▶ Directions
Give back all the data exactly, line by line.

----- Dataset records

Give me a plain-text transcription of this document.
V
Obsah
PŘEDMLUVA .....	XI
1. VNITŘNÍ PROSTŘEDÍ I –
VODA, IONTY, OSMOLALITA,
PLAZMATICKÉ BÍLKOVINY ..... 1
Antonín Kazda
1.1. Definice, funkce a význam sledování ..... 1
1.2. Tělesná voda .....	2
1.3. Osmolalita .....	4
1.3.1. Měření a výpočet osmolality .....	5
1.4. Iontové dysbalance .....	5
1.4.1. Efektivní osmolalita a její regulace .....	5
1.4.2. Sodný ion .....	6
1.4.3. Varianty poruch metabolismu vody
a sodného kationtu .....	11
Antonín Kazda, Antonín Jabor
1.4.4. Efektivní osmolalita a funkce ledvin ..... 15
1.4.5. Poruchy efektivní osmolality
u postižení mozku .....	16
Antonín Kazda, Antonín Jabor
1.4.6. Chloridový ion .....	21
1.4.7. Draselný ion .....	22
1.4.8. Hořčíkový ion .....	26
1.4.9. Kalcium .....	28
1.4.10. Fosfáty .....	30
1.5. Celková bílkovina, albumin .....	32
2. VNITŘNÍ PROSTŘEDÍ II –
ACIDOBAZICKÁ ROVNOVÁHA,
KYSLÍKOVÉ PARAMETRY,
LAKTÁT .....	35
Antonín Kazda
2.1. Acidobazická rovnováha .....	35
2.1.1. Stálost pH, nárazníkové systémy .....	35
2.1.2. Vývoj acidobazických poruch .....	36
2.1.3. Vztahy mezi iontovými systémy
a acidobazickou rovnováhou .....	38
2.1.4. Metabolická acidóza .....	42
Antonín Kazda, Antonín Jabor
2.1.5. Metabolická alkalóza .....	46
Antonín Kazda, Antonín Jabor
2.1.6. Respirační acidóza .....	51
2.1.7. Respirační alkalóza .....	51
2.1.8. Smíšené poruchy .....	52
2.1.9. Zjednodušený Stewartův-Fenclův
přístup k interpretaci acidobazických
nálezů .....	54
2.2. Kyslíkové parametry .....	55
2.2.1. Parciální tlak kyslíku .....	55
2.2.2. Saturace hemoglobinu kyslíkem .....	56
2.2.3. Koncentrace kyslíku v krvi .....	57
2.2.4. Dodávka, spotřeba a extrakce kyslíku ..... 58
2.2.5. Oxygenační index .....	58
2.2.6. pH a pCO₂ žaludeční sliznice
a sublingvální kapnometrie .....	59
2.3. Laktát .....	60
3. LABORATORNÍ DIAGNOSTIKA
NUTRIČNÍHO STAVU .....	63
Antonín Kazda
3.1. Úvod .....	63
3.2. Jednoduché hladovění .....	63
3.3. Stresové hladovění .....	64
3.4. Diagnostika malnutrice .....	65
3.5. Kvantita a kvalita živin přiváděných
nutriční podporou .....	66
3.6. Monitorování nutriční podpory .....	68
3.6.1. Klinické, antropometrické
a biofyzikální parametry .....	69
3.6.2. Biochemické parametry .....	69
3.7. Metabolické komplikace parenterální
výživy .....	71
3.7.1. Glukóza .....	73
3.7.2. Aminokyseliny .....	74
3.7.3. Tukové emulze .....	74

----------

▶ Solution
Give me a plain-text transcription of this document.
V
Obsah
PŘEDMLUVA .....	XI
1. VNITŘNÍ PROSTŘEDÍ I –
VODA, IONTY, OSMOLALITA,
PLAZMATICKÉ BÍLKOVINY ..... 1
Antonín Kazda
1.1. Definice, funkce a význam sledování ..... 1
1.2. Tělesná voda .....	2
1.3. Osmolalita .....	4
1.3.1. Měření a výpočet osmolality .....	5
1.4. Iontové dysbalance .....	5
1.4.1. Efektivní osmolalita a její regulace .....	5
1.4.2. Sodný ion .....	6
1.4.3. Varianty poruch metabolismu vody
a sodného kationtu .....	11
Antonín Kazda, Antonín Jabor
1.4.4. Efektivní osmolalita a funkce ledvin ..... 15
1.4.5. Poruchy efektivní osmolality
u postižení mozku .....	16
Antonín Kazda, Antonín Jabor
1.4.6. Chloridový ion .....	21
1.4.7. Draselný ion .....	22
1.4.8. Hořčíkový ion .....	26
1.4.9. Kalcium .....	28
1.4.10. Fosfáty .....	30
1.5. Celková bílkovina, albumin .....	32
2. VNITŘNÍ PROSTŘEDÍ II –
ACIDOBAZICKÁ ROVNOVÁHA,
KYSLÍKOVÉ PARAMETRY,
LAKTÁT .....	35
Antonín Kazda
2.1. Acidobazická rovnováha .....	35
2.1.1. Stálost pH, nárazníkové systémy .....	35
2.1.2. Vývoj acidobazických poruch .....	36
2.1.3. Vztahy mezi iontovými systémy
a acidobazickou rovnováhou .....	38
2.1.4. Metabolická acidóza .....	42
Antonín Kazda, Antonín Jabor
2.1.5. Metabolická alkalóza .....	46
Antonín Kazda, Antonín Jabor
2.1.6. Respirační acidóza .....	51
2.1.7. Respirační alkalóza .....	51
2.1.8. Smíšené poruchy .....	52
2.1.9. Zjednodušený Stewartův-Fenclův
přístup k interpretaci acidobazických
nálezů .....	54
2.2. Kyslíkové parametry .....	55
2.2.1. Parciální tlak kyslíku .....	55
2.2.2. Saturace hemoglobinu kyslíkem .....	56
2.2.3. Koncentrace kyslíku v krvi .....	57
2.2.4. Dodávka, spotřeba a extrakce kyslíku ..... 58
2.2.5. Oxygenační index .....	58
2.2.6. pH a pCO₂ žaludeční sliznice
a sublingvální kapnometrie .....	59
2.3. Laktát .....	60
3. LABORATORNÍ DIAGNOSTIKA
NUTRIČNÍHO STAVU .....	63
Antonín Kazda
3.1. Úvod .....	63
3.2. Jednoduché hladovění .....	63
3.3. Stresové hladovění .....	64
3.4. Diagnostika malnutrice .....	65
3.5. Kvantita a kvalita živin přiváděných
nutriční podporou .....	66
3.6. Monitorování nutriční podpory .....	68
3.6.1. Klinické, antropometrické
a biofyzikální parametry .....	69
3.6.2. Biochemické parametry .....	69
3.7. Metabolické komplikace parenterální
výživy .....	71
3.7.1. Glukóza .....	73
3.7.2. Aminokyseliny .....	74
3.7.3. Tukové emulze .....	74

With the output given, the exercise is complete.